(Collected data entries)
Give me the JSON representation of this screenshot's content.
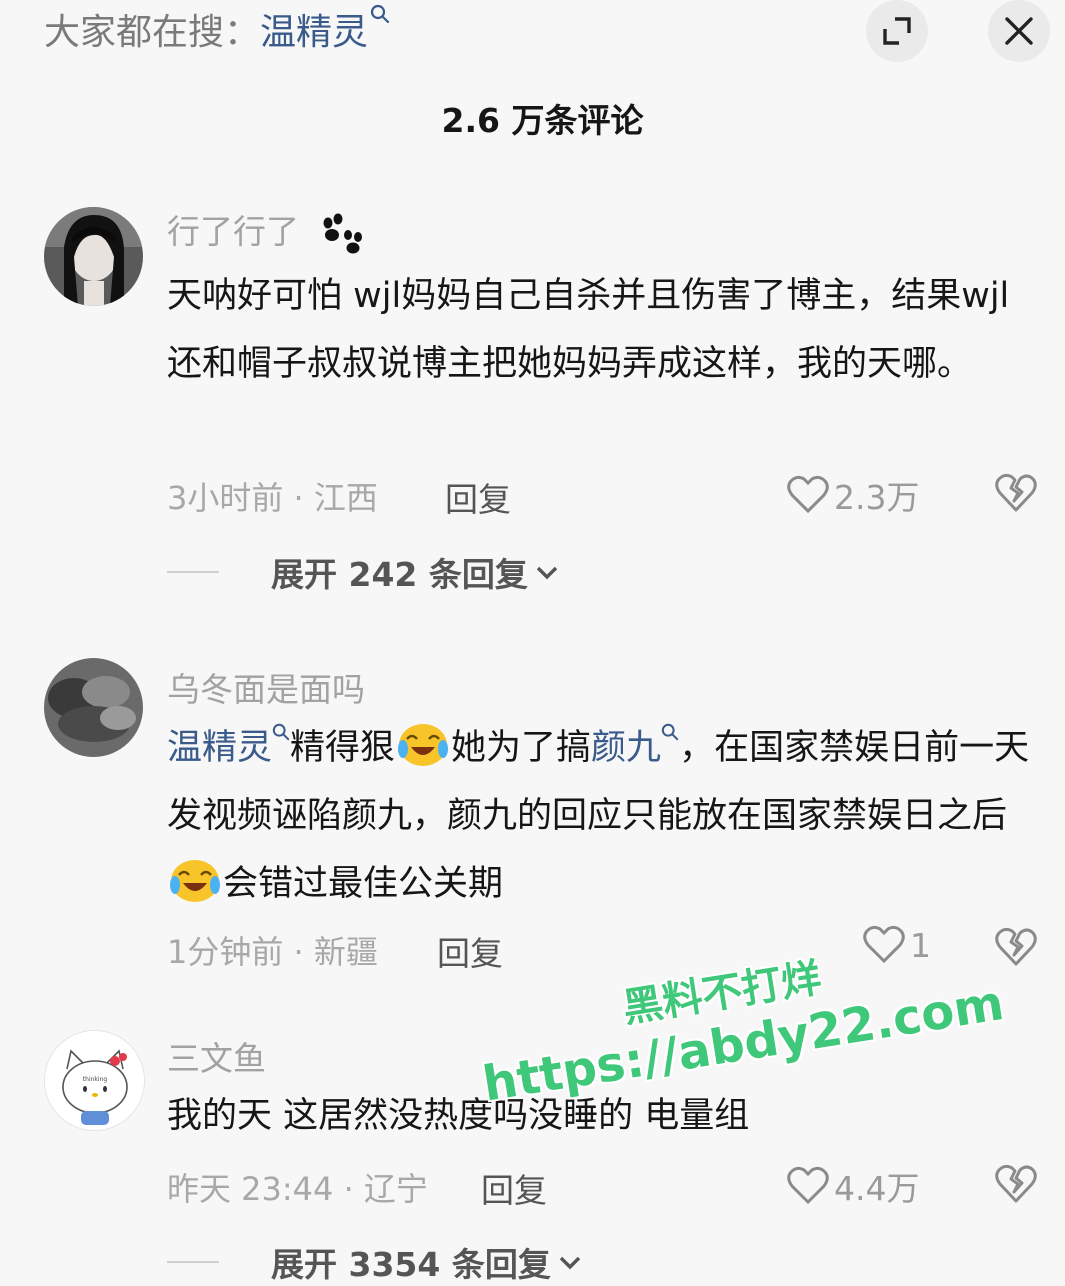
{
  "search_hint": {
    "prefix": "大家都在搜：",
    "term": "温精灵"
  },
  "header": {
    "title": "2.6 万条评论"
  },
  "comments": [
    {
      "username": "行了行了",
      "text": "天呐好可怕 wjl妈妈自己自杀并且伤害了博主，结果wjl还和帽子叔叔说博主把她妈妈弄成这样，我的天哪。",
      "time_location": "3小时前 · 江西",
      "reply_label": "回复",
      "likes": "2.3万",
      "expand_label": "展开 242 条回复"
    },
    {
      "username": "乌冬面是面吗",
      "text_parts": [
        "温精灵",
        "精得狠",
        "她为了搞",
        "颜九",
        "，在国家禁娱日前一天发视频诬陷颜九，颜九的回应只能放在国家禁娱日之后",
        "会错过最佳公关期"
      ],
      "time_location": "1分钟前 · 新疆",
      "reply_label": "回复",
      "likes": "1"
    },
    {
      "username": "三文鱼",
      "avatar_text": "thinking",
      "text": "我的天 这居然没热度吗没睡的 电量组",
      "time_location": "昨天 23:44 · 辽宁",
      "reply_label": "回复",
      "likes": "4.4万",
      "expand_label": "展开 3354 条回复"
    }
  ],
  "watermark": {
    "line1": "黑料不打烊",
    "line2": "https://abdy22.com"
  },
  "colors": {
    "link": "#3a5a8c",
    "meta": "#a8a8a8",
    "watermark": "#3fc77a",
    "background": "#f7f7f7"
  }
}
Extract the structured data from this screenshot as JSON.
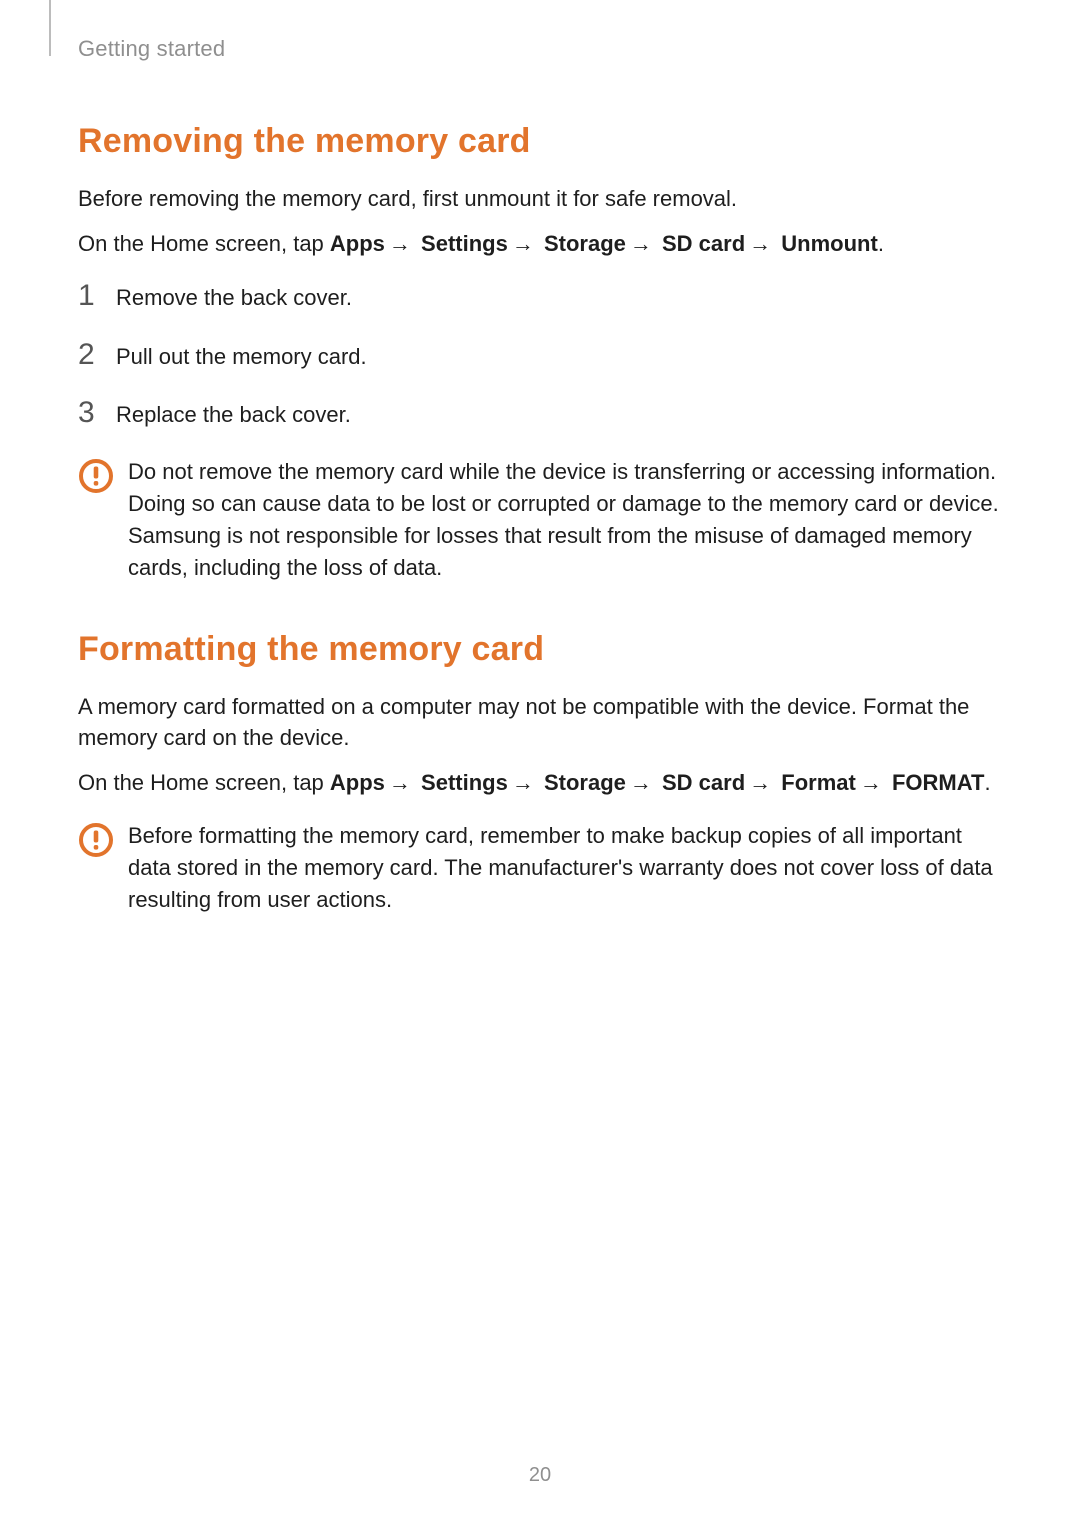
{
  "header": {
    "section_label": "Getting started"
  },
  "section_removing": {
    "title": "Removing the memory card",
    "intro": "Before removing the memory card, first unmount it for safe removal.",
    "onhome_prefix": "On the Home screen, tap ",
    "path": [
      "Apps",
      "Settings",
      "Storage",
      "SD card",
      "Unmount"
    ],
    "path_suffix": ".",
    "steps": [
      {
        "num": "1",
        "text": "Remove the back cover."
      },
      {
        "num": "2",
        "text": "Pull out the memory card."
      },
      {
        "num": "3",
        "text": "Replace the back cover."
      }
    ],
    "warning": "Do not remove the memory card while the device is transferring or accessing information. Doing so can cause data to be lost or corrupted or damage to the memory card or device. Samsung is not responsible for losses that result from the misuse of damaged memory cards, including the loss of data."
  },
  "section_formatting": {
    "title": "Formatting the memory card",
    "intro": "A memory card formatted on a computer may not be compatible with the device. Format the memory card on the device.",
    "onhome_prefix": "On the Home screen, tap ",
    "path": [
      "Apps",
      "Settings",
      "Storage",
      "SD card",
      "Format",
      "FORMAT"
    ],
    "path_suffix": ".",
    "warning": "Before formatting the memory card, remember to make backup copies of all important data stored in the memory card. The manufacturer's warranty does not cover loss of data resulting from user actions."
  },
  "page_number": "20",
  "glyphs": {
    "arrow": "→"
  }
}
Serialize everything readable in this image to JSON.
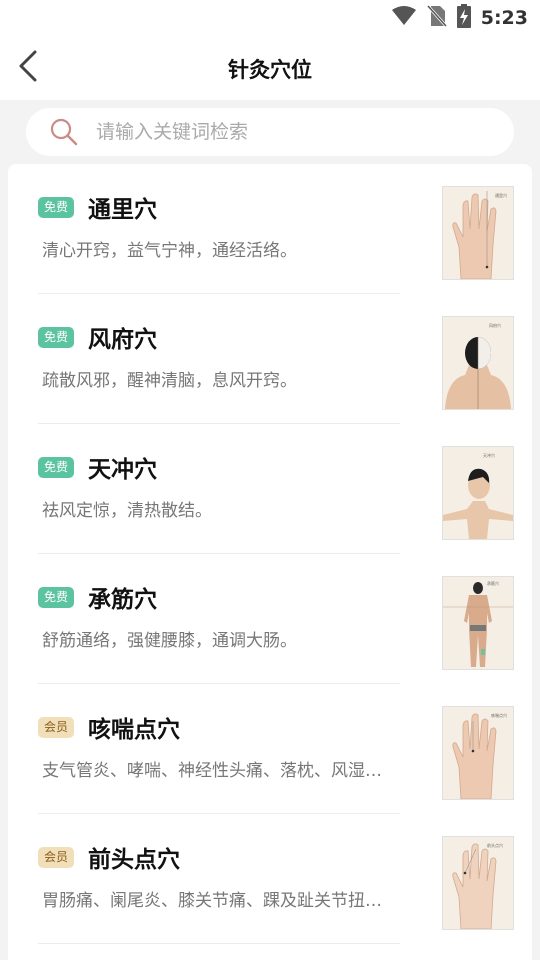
{
  "status_bar": {
    "time": "5:23"
  },
  "header": {
    "title": "针灸穴位"
  },
  "search": {
    "placeholder": "请输入关键词检索",
    "value": ""
  },
  "items": [
    {
      "badge": "免费",
      "badge_type": "free",
      "title": "通里穴",
      "desc": "清心开窍，益气宁神，通经活络。",
      "thumb_icon": "hand-acupoint-image"
    },
    {
      "badge": "免费",
      "badge_type": "free",
      "title": "风府穴",
      "desc": "疏散风邪，醒神清脑，息风开窍。",
      "thumb_icon": "head-back-acupoint-image"
    },
    {
      "badge": "免费",
      "badge_type": "free",
      "title": "天冲穴",
      "desc": "祛风定惊，清热散结。",
      "thumb_icon": "head-side-acupoint-image"
    },
    {
      "badge": "免费",
      "badge_type": "free",
      "title": "承筋穴",
      "desc": "舒筋通络，强健腰膝，通调大肠。",
      "thumb_icon": "body-back-acupoint-image"
    },
    {
      "badge": "会员",
      "badge_type": "member",
      "title": "咳喘点穴",
      "desc": "支气管炎、哮喘、神经性头痛、落枕、风湿…",
      "thumb_icon": "hand-acupoint-image"
    },
    {
      "badge": "会员",
      "badge_type": "member",
      "title": "前头点穴",
      "desc": "胃肠痛、阑尾炎、膝关节痛、踝及趾关节扭…",
      "thumb_icon": "hand-acupoint-image"
    }
  ],
  "colors": {
    "free_badge": "#5cc3a0",
    "member_badge": "#f1dfba",
    "background": "#f3f3f3"
  }
}
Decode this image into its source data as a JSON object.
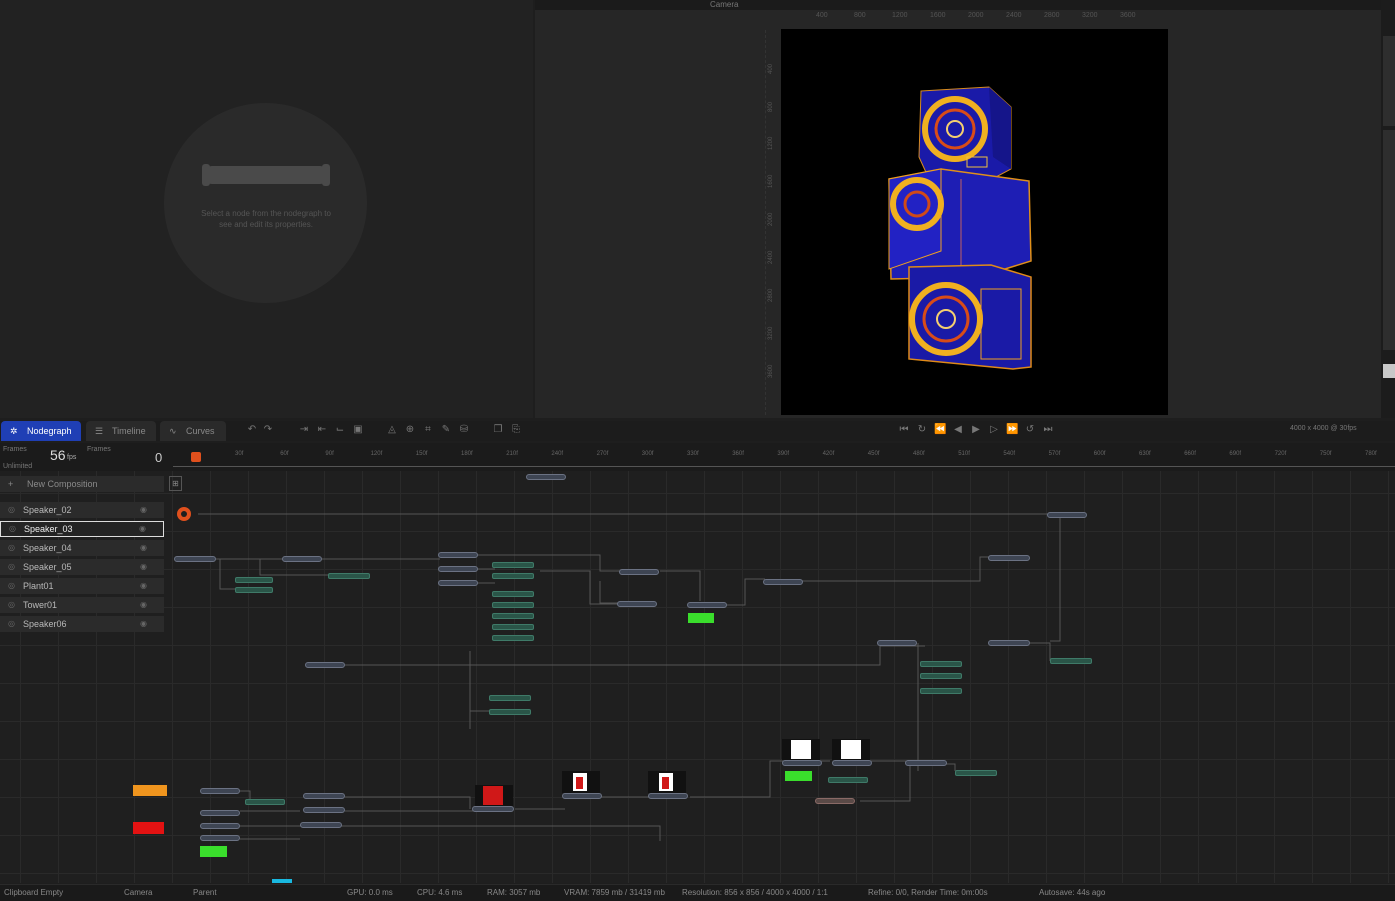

- [The task]: Extract the full listing exactly, with the pictures left out.

- [Response to the task]:
Give me the JSON representation of this screenshot's content.
{
  "search_hint": {
    "prefix": "大家都在搜：",
    "term": "温精灵"
  },
  "header": {
    "title": "2.6 万条评论"
  },
  "comments": [
    {
      "username": "行了行了",
      "text": "天呐好可怕 wjl妈妈自己自杀并且伤害了博主，结果wjl还和帽子叔叔说博主把她妈妈弄成这样，我的天哪。",
      "time_location": "3小时前 · 江西",
      "reply_label": "回复",
      "likes": "2.3万",
      "expand_label": "展开 242 条回复"
    },
    {
      "username": "乌冬面是面吗",
      "text_parts": [
        "温精灵",
        "精得狠",
        "她为了搞",
        "颜九",
        "，在国家禁娱日前一天发视频诬陷颜九，颜九的回应只能放在国家禁娱日之后",
        "会错过最佳公关期"
      ],
      "time_location": "1分钟前 · 新疆",
      "reply_label": "回复",
      "likes": "1"
    },
    {
      "username": "三文鱼",
      "avatar_text": "thinking",
      "text": "我的天 这居然没热度吗没睡的 电量组",
      "time_location": "昨天 23:44 · 辽宁",
      "reply_label": "回复",
      "likes": "4.4万",
      "expand_label": "展开 3354 条回复"
    }
  ],
  "watermark": {
    "line1": "黑料不打烊",
    "line2": "https://abdy22.com"
  },
  "colors": {
    "link": "#3a5a8c",
    "meta": "#a8a8a8",
    "watermark": "#3fc77a",
    "background": "#f7f7f7"
  }
}
Extract the structured data from this screenshot as JSON.
{
  "header": {
    "section_label": "Getting started"
  },
  "section_removing": {
    "title": "Removing the memory card",
    "intro": "Before removing the memory card, first unmount it for safe removal.",
    "onhome_prefix": "On the Home screen, tap ",
    "path": [
      "Apps",
      "Settings",
      "Storage",
      "SD card",
      "Unmount"
    ],
    "path_suffix": ".",
    "steps": [
      {
        "num": "1",
        "text": "Remove the back cover."
      },
      {
        "num": "2",
        "text": "Pull out the memory card."
      },
      {
        "num": "3",
        "text": "Replace the back cover."
      }
    ],
    "warning": "Do not remove the memory card while the device is transferring or accessing information. Doing so can cause data to be lost or corrupted or damage to the memory card or device. Samsung is not responsible for losses that result from the misuse of damaged memory cards, including the loss of data."
  },
  "section_formatting": {
    "title": "Formatting the memory card",
    "intro": "A memory card formatted on a computer may not be compatible with the device. Format the memory card on the device.",
    "onhome_prefix": "On the Home screen, tap ",
    "path": [
      "Apps",
      "Settings",
      "Storage",
      "SD card",
      "Format",
      "FORMAT"
    ],
    "path_suffix": ".",
    "warning": "Before formatting the memory card, remember to make backup copies of all important data stored in the memory card. The manufacturer's warranty does not cover loss of data resulting from user actions."
  },
  "page_number": "20",
  "glyphs": {
    "arrow": "→"
  }
}
Serialize everything readable in this image to JSON.
{
  "status_bar": {
    "time": "5:23"
  },
  "header": {
    "title": "针灸穴位"
  },
  "search": {
    "placeholder": "请输入关键词检索",
    "value": ""
  },
  "items": [
    {
      "badge": "免费",
      "badge_type": "free",
      "title": "通里穴",
      "desc": "清心开窍，益气宁神，通经活络。",
      "thumb_icon": "hand-acupoint-image"
    },
    {
      "badge": "免费",
      "badge_type": "free",
      "title": "风府穴",
      "desc": "疏散风邪，醒神清脑，息风开窍。",
      "thumb_icon": "head-back-acupoint-image"
    },
    {
      "badge": "免费",
      "badge_type": "free",
      "title": "天冲穴",
      "desc": "祛风定惊，清热散结。",
      "thumb_icon": "head-side-acupoint-image"
    },
    {
      "badge": "免费",
      "badge_type": "free",
      "title": "承筋穴",
      "desc": "舒筋通络，强健腰膝，通调大肠。",
      "thumb_icon": "body-back-acupoint-image"
    },
    {
      "badge": "会员",
      "badge_type": "member",
      "title": "咳喘点穴",
      "desc": "支气管炎、哮喘、神经性头痛、落枕、风湿…",
      "thumb_icon": "hand-acupoint-image"
    },
    {
      "badge": "会员",
      "badge_type": "member",
      "title": "前头点穴",
      "desc": "胃肠痛、阑尾炎、膝关节痛、踝及趾关节扭…",
      "thumb_icon": "hand-acupoint-image"
    }
  ],
  "colors": {
    "free_badge": "#5cc3a0",
    "member_badge": "#f1dfba",
    "background": "#f3f3f3"
  }
}
Decode this image into its source data as a JSON object.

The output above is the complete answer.